Source records
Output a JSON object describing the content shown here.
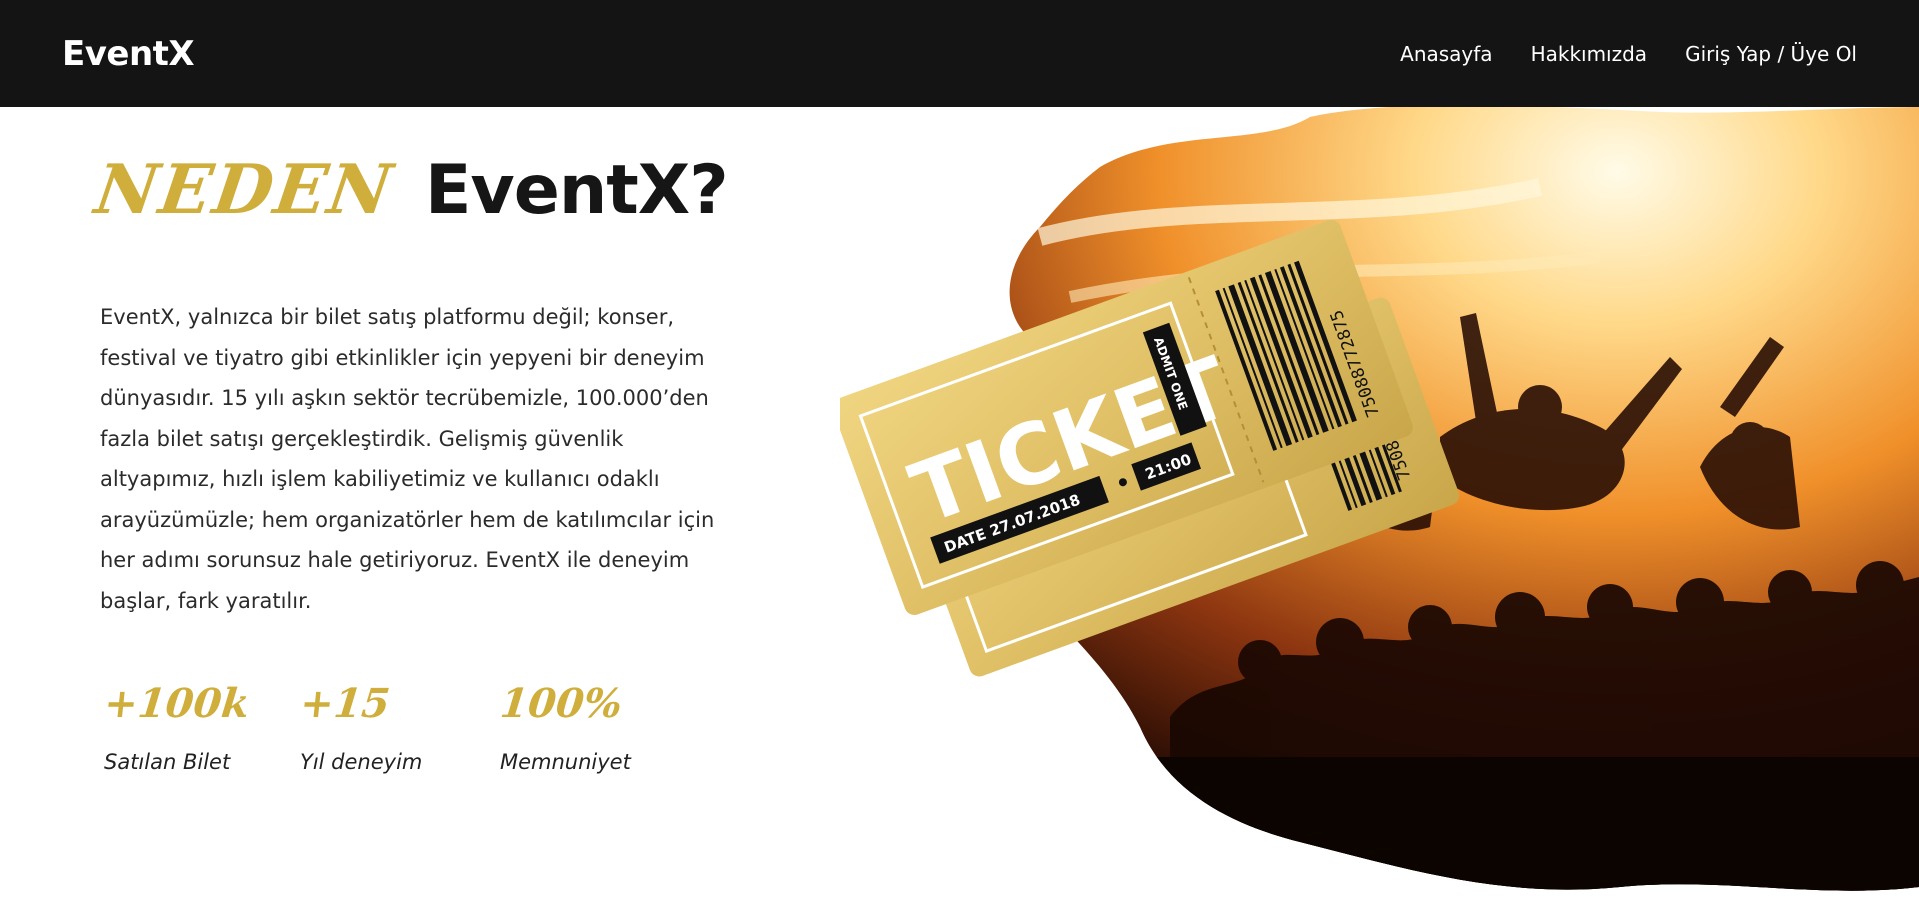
{
  "header": {
    "brand": "EventX",
    "nav": [
      {
        "label": "Anasayfa"
      },
      {
        "label": "Hakkımızda"
      },
      {
        "label": "Giriş Yap / Üye Ol"
      }
    ]
  },
  "hero": {
    "accent_word": "NEDEN",
    "title": "EventX?",
    "description": "EventX, yalnızca bir bilet satış platformu değil; konser, festival ve tiyatro gibi etkinlikler için yepyeni bir deneyim dünyasıdır. 15 yılı aşkın sektör tecrübemizle, 100.000’den fazla bilet satışı gerçekleştirdik. Gelişmiş güvenlik altyapımız, hızlı işlem kabiliyetimiz ve kullanıcı odaklı arayüzümüzle; hem organizatörler hem de katılımcılar için her adımı sorunsuz hale getiriyoruz. EventX ile deneyim başlar, fark yaratılır.",
    "stats": [
      {
        "value": "+100k",
        "label": "Satılan Bilet"
      },
      {
        "value": "+15",
        "label": "Yıl deneyim"
      },
      {
        "value": "100%",
        "label": "Memnuniyet"
      }
    ]
  },
  "ticket": {
    "word": "TICKET",
    "admit": "ADMIT ONE",
    "date": "DATE 27.07.2018",
    "time": "21:00",
    "serial_front": "75088772875",
    "serial_back": "75085774873"
  },
  "colors": {
    "accent_gold": "#cfae3c",
    "header_bg": "#141414",
    "ticket_gold": "#e0c066"
  }
}
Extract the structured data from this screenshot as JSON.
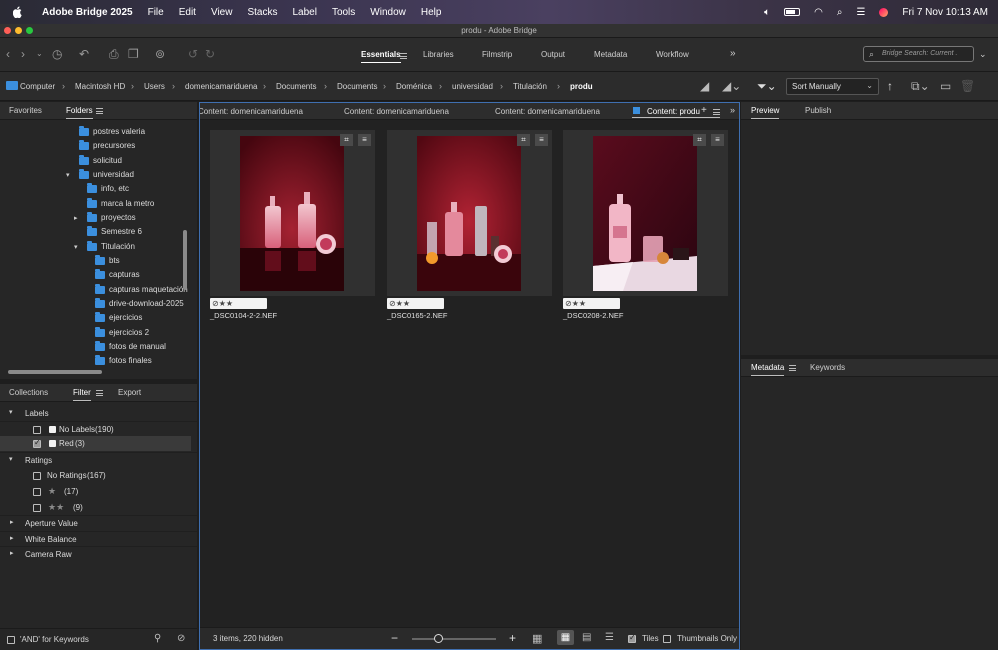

Task details
Pictures don't belong in the copy. Restate all the entries exactly.

Exercise result
Output a JSON object describing the content shown here.
{
  "header": {
    "brand": "EventX",
    "nav": [
      {
        "label": "Anasayfa"
      },
      {
        "label": "Hakkımızda"
      },
      {
        "label": "Giriş Yap / Üye Ol"
      }
    ]
  },
  "hero": {
    "accent_word": "NEDEN",
    "title": "EventX?",
    "description": "EventX, yalnızca bir bilet satış platformu değil; konser, festival ve tiyatro gibi etkinlikler için yepyeni bir deneyim dünyasıdır. 15 yılı aşkın sektör tecrübemizle, 100.000’den fazla bilet satışı gerçekleştirdik. Gelişmiş güvenlik altyapımız, hızlı işlem kabiliyetimiz ve kullanıcı odaklı arayüzümüzle; hem organizatörler hem de katılımcılar için her adımı sorunsuz hale getiriyoruz. EventX ile deneyim başlar, fark yaratılır.",
    "stats": [
      {
        "value": "+100k",
        "label": "Satılan Bilet"
      },
      {
        "value": "+15",
        "label": "Yıl deneyim"
      },
      {
        "value": "100%",
        "label": "Memnuniyet"
      }
    ]
  },
  "ticket": {
    "word": "TICKET",
    "admit": "ADMIT ONE",
    "date": "DATE 27.07.2018",
    "time": "21:00",
    "serial_front": "75088772875",
    "serial_back": "75085774873"
  },
  "colors": {
    "accent_gold": "#cfae3c",
    "header_bg": "#141414",
    "ticket_gold": "#e0c066"
  }
}
Extract the structured data from this screenshot as JSON.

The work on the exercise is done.